**DO THIS**
Reproduce the entries exactly.

**Part of a data file**
+++
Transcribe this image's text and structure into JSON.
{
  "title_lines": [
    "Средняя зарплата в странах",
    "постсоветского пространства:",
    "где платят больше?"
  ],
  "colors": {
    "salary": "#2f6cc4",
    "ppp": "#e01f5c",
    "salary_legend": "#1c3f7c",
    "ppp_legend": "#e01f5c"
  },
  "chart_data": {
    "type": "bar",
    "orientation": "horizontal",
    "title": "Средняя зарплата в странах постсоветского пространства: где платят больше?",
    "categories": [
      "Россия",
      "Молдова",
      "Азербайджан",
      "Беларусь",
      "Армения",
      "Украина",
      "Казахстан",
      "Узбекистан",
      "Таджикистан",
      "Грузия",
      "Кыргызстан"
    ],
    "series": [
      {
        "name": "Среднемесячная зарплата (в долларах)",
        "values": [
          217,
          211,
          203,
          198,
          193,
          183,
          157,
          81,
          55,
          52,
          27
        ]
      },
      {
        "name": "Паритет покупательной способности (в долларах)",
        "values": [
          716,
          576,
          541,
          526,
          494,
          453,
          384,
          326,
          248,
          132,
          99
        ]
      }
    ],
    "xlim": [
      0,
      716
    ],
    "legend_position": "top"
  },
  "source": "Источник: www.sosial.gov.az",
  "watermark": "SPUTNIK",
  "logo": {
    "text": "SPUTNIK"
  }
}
+++
**OUTPUT**
Transcribe this image's text and structure into JSON.
{
  "title_lines": [
    "Средняя зарплата в странах",
    "постсоветского пространства:",
    "где платят больше?"
  ],
  "colors": {
    "salary": "#2f6cc4",
    "ppp": "#e01f5c",
    "salary_legend": "#1c3f7c",
    "ppp_legend": "#e01f5c"
  },
  "chart_data": {
    "type": "bar",
    "orientation": "horizontal",
    "title": "Средняя зарплата в странах постсоветского пространства: где платят больше?",
    "categories": [
      "Россия",
      "Молдова",
      "Азербайджан",
      "Беларусь",
      "Армения",
      "Украина",
      "Казахстан",
      "Узбекистан",
      "Таджикистан",
      "Грузия",
      "Кыргызстан"
    ],
    "series": [
      {
        "name": "Среднемесячная зарплата (в долларах)",
        "values": [
          217,
          211,
          203,
          198,
          193,
          183,
          157,
          81,
          55,
          52,
          27
        ]
      },
      {
        "name": "Паритет покупательной способности (в долларах)",
        "values": [
          716,
          576,
          541,
          526,
          494,
          453,
          384,
          326,
          248,
          132,
          99
        ]
      }
    ],
    "xlim": [
      0,
      716
    ],
    "legend_position": "top"
  },
  "source": "Источник: www.sosial.gov.az",
  "watermark": "SPUTNIK",
  "logo": {
    "text": "SPUTNIK"
  }
}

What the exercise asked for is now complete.